Report how many lines of the listing below include the word "ibang". Give nothing but the number.

[BEGIN DATA FOR THIS TASK]

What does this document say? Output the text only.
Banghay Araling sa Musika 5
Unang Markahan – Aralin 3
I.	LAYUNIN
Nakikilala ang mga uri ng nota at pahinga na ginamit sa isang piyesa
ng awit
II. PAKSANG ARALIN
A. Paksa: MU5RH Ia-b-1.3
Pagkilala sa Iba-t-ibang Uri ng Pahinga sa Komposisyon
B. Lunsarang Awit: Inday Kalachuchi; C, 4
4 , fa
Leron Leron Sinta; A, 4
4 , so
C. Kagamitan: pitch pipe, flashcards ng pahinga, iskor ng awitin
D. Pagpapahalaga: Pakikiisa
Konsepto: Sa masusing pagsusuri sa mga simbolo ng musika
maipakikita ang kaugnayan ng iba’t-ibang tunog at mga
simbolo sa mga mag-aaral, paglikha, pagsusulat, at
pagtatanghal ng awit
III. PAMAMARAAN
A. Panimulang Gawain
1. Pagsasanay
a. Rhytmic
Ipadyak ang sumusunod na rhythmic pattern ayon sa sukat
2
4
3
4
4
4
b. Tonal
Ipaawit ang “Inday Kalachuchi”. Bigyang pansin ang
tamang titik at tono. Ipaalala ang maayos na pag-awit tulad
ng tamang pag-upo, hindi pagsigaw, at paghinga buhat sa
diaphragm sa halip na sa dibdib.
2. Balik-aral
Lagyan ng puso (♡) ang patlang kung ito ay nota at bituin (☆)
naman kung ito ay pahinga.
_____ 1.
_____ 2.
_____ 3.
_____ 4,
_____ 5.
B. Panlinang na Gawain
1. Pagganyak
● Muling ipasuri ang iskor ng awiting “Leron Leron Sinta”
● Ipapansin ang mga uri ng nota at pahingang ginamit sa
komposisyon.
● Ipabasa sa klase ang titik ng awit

[END DATA FOR THIS TASK]

▶ [EXPECTED ANSWER]
2